▸ Written problem 1
Using the text on the fundamental theorem of algebra, answer each of the following:
(a) How many roots does an nth degree polynomial have, counting multiple roots?
(b) Which polynomial is given as having no real roots, and what are its two solutions once complex numbers are allowed?
(c) Which theorem is named as the core idea, and what method is used to generalize it for natural numbers n?
▸ Written problem 2
Carry on with the text on the fundamental theorem of algebra, starting right after its last sentence.

Proof of the Fundamental Theorem of Algebra 📂Complex Anaylsis

Proof of the Fundamental Theorem of Algebra

Theorem ¹

$n$th degree polynomial $P(x) = a_{0} + a_{1} x + a_{2} x^2 + \cdots + a_{n} x^{n}$ has exactly $n$ roots, including multiple roots.

Explanation

In fact, when we solve a polynomial, we usually assume that there exists a solution, but there’s no guarantee that this is always the case. For example, the quadratic polynomial $x^2+1 = 0$ does not have real roots. However, if complex numbers are allowed, then there are two solutions, which are $\pm i$.

To state a fact, if complex roots are allowed when solving a polynomial, then there will always be a solution, and exactly as many as its degree. The importance of all fundamental theorems is evident without further ado. The core idea is Liouville’s theorem, and mathematical induction is used to generalize it for natural numbers $n$.

▸ Material shown

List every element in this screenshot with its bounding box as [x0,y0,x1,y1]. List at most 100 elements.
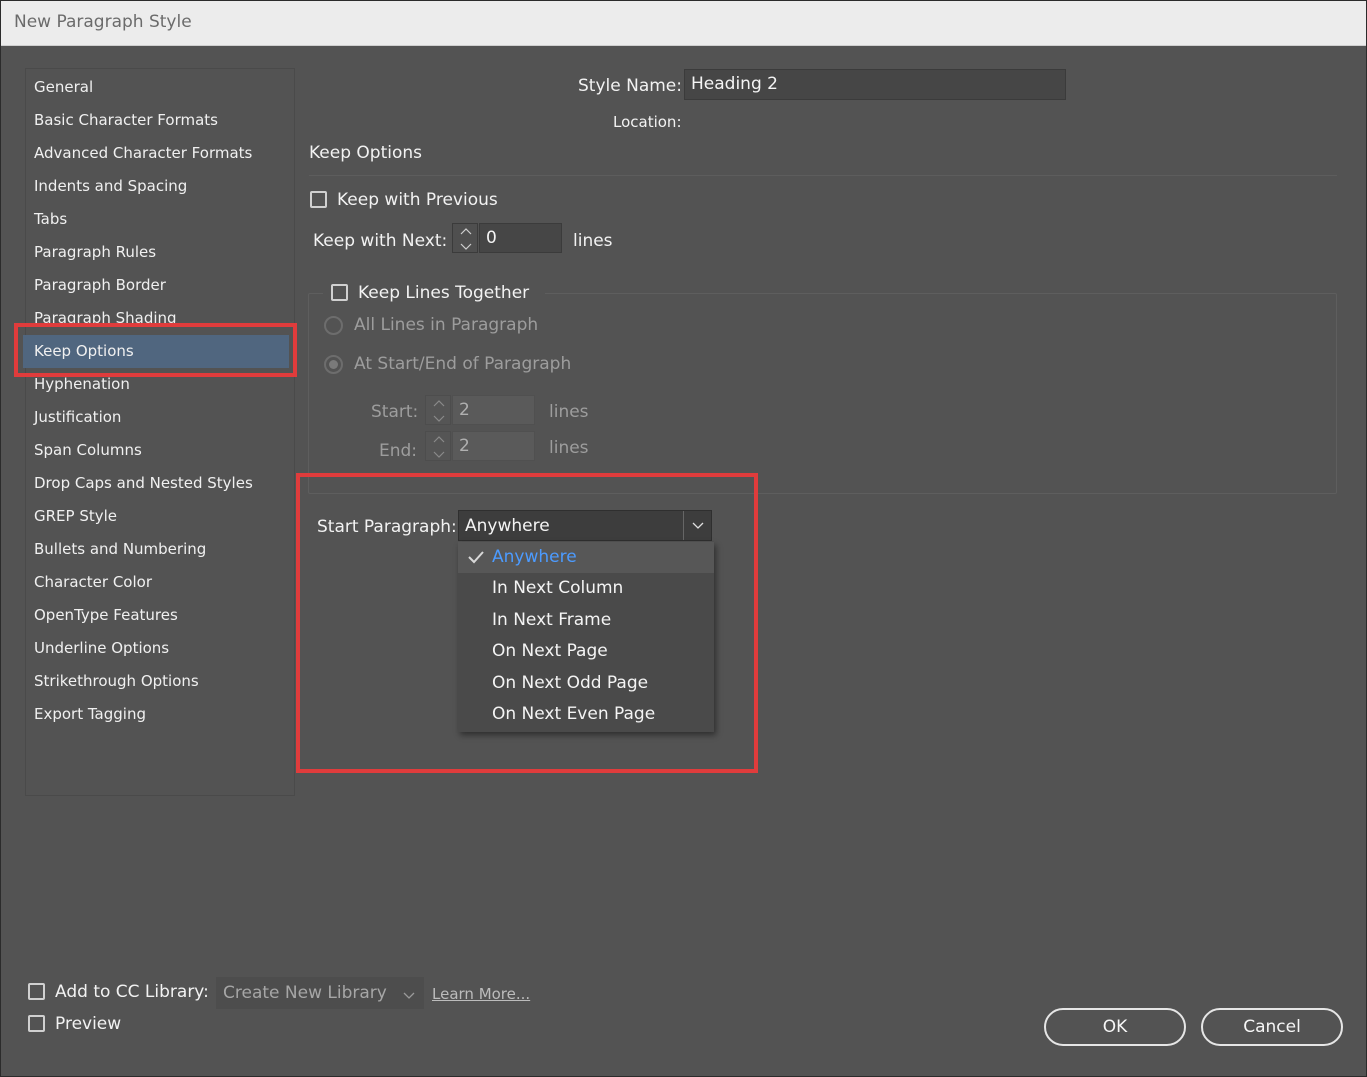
stepper-arrows-icon [433,436,445,458]
keep-lines-together-checkbox[interactable] [331,284,348,301]
stepper-arrows-icon [433,400,445,422]
sidebar-item-label: General [34,78,94,96]
keep-with-next-field[interactable]: 0 [479,223,562,253]
menu-item-label: In Next Column [492,578,624,598]
sidebar-item-keep-options[interactable]: Keep Options [23,335,289,368]
preview-label: Preview [55,1014,122,1034]
sidebar-item-tabs[interactable]: Tabs [34,203,296,236]
end-label: End: [379,441,418,461]
sidebar-item-bullets-and-numbering[interactable]: Bullets and Numbering [34,533,296,566]
title-bar: New Paragraph Style [1,1,1366,46]
chevron-down-icon [402,986,416,1005]
add-to-cc-library-checkbox[interactable] [28,983,45,1000]
menu-item-anywhere[interactable]: Anywhere [458,542,714,573]
sidebar-item-label: Span Columns [34,441,142,459]
sidebar-item-label: Drop Caps and Nested Styles [34,474,253,492]
learn-more-link[interactable]: Learn More... [432,985,530,1003]
sidebar-item-label: Keep Options [34,342,134,360]
location-label: Location: [613,113,682,131]
start-paragraph-value: Anywhere [465,516,550,536]
style-name-label: Style Name: [578,76,682,96]
keep-with-next-stepper[interactable] [452,223,478,253]
keep-lines-together-label: Keep Lines Together [358,283,530,303]
section-title: Keep Options [309,143,423,163]
at-start-end-label: At Start/End of Paragraph [354,354,572,374]
library-dropdown-value: Create New Library [223,983,387,1003]
sidebar-item-grep-style[interactable]: GREP Style [34,500,296,533]
chevron-down-icon [692,522,704,529]
library-dropdown[interactable]: Create New Library [216,977,424,1009]
sidebar-item-label: Justification [34,408,122,426]
sidebar-item-drop-caps-nested-styles[interactable]: Drop Caps and Nested Styles [34,467,296,500]
end-stepper[interactable] [425,431,451,461]
start-paragraph-dropdown[interactable]: Anywhere [458,510,712,541]
menu-item-label: On Next Odd Page [492,673,649,693]
stepper-arrows-icon [460,228,472,250]
sidebar-item-label: OpenType Features [34,606,178,624]
keep-with-next-label: Keep with Next: [313,231,448,251]
sidebar-item-label: Basic Character Formats [34,111,218,129]
sidebar-item-indents-and-spacing[interactable]: Indents and Spacing [34,170,296,203]
style-name-field[interactable]: Heading 2 [684,69,1066,100]
sidebar-item-label: GREP Style [34,507,118,525]
sidebar-item-label: Paragraph Rules [34,243,157,261]
sidebar-item-span-columns[interactable]: Span Columns [34,434,296,467]
menu-item-on-next-odd-page[interactable]: On Next Odd Page [458,668,714,699]
sidebar-item-paragraph-border[interactable]: Paragraph Border [34,269,296,302]
sidebar-item-general[interactable]: General [34,71,296,104]
category-sidebar: General Basic Character Formats Advanced… [23,68,296,796]
menu-item-label: On Next Even Page [492,704,656,724]
menu-item-label: Anywhere [492,547,577,567]
sidebar-item-label: Underline Options [34,639,170,657]
sidebar-item-paragraph-rules[interactable]: Paragraph Rules [34,236,296,269]
sidebar-item-strikethrough-options[interactable]: Strikethrough Options [34,665,296,698]
sidebar-item-character-color[interactable]: Character Color [34,566,296,599]
menu-item-label: In Next Frame [492,610,612,630]
menu-item-label: On Next Page [492,641,608,661]
sidebar-item-underline-options[interactable]: Underline Options [34,632,296,665]
end-lines-field[interactable]: 2 [452,431,535,461]
menu-item-in-next-frame[interactable]: In Next Frame [458,605,714,636]
ok-button[interactable]: OK [1044,1008,1186,1046]
menu-item-in-next-column[interactable]: In Next Column [458,573,714,604]
sidebar-item-basic-character-formats[interactable]: Basic Character Formats [34,104,296,137]
start-label: Start: [371,402,419,422]
menu-item-on-next-page[interactable]: On Next Page [458,636,714,667]
sidebar-item-justification[interactable]: Justification [34,401,296,434]
sidebar-item-label: Character Color [34,573,152,591]
sidebar-item-hyphenation[interactable]: Hyphenation [34,368,296,401]
sidebar-item-label: Paragraph Border [34,276,166,294]
keep-with-previous-checkbox[interactable] [310,191,327,208]
dropdown-arrow-button[interactable] [683,511,711,540]
start-paragraph-label: Start Paragraph: [317,517,457,537]
preview-checkbox[interactable] [28,1015,45,1032]
sidebar-item-advanced-character-formats[interactable]: Advanced Character Formats [34,137,296,170]
new-paragraph-style-dialog: New Paragraph Style General Basic Charac… [0,0,1367,1077]
section-divider [309,175,1337,176]
all-lines-radio[interactable] [324,316,343,335]
cancel-button[interactable]: Cancel [1201,1008,1343,1046]
keep-with-previous-label: Keep with Previous [337,190,498,210]
end-unit: lines [549,438,589,458]
sidebar-item-label: Tabs [34,210,68,228]
menu-item-on-next-even-page[interactable]: On Next Even Page [458,699,714,730]
sidebar-item-label: Paragraph Shading [34,309,177,327]
sidebar-item-label: Export Tagging [34,705,146,723]
keep-with-next-unit: lines [573,231,613,251]
sidebar-item-export-tagging[interactable]: Export Tagging [34,698,296,731]
sidebar-item-opentype-features[interactable]: OpenType Features [34,599,296,632]
sidebar-item-paragraph-shading[interactable]: Paragraph Shading [34,302,296,335]
all-lines-label: All Lines in Paragraph [354,315,539,335]
dialog-title: New Paragraph Style [14,12,192,32]
start-unit: lines [549,402,589,422]
at-start-end-radio[interactable] [324,355,343,374]
sidebar-item-label: Bullets and Numbering [34,540,207,558]
sidebar-item-label: Advanced Character Formats [34,144,253,162]
sidebar-item-label: Strikethrough Options [34,672,199,690]
add-to-cc-library-label: Add to CC Library: [55,982,209,1002]
start-lines-field[interactable]: 2 [452,395,535,425]
start-paragraph-menu: Anywhere In Next Column In Next Frame On… [458,542,714,732]
sidebar-item-label: Indents and Spacing [34,177,188,195]
sidebar-item-label: Hyphenation [34,375,130,393]
start-stepper[interactable] [425,395,451,425]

▸ Answer 1
(a) It has n roots, including multiple roots.
(b) The quadratic x^2 + 1 = 0 has no real roots; with complex numbers allowed, its two solutions are ±i.
(c) The core idea is Liouville's theorem, and mathematical induction is used to generalize it for natural numbers n.

▸ Answer 2
Proof

Let’s assume first that there is no solution satisfying $P(z) = 0$, then $\displaystyle {{1} \over {P(z)}}$ is an entire function and since $\displaystyle \lim_{|z| \to \infty} \left| {{1} \over {P(z)}} \right| = 0$, it is bounded.

Liouville’s Theorem: If $f$ is an entire function and bounded, then $f$ is a constant function.

By Liouville’s theorem, $P$ must be a constant function, which contradicts our assumption; therefore, $P(z) = 0$ has at least one root.

Now, let’s generalize for the natural numbers. Assuming that $P(z) = 0$ has at least one root, let’s say $z = \alpha$, then $$ P(z) = (z-\alpha) Q(z) $$ where $Q(z) = b_{0} + b_{1} x + b_{2} x^2 + \cdots + b_{n-1} x^{n-1} = 0$ also has at least one root. Repeating this process, by mathematical induction, $n$th degree polynomial $P(z) = 0$ has exactly $n$ roots.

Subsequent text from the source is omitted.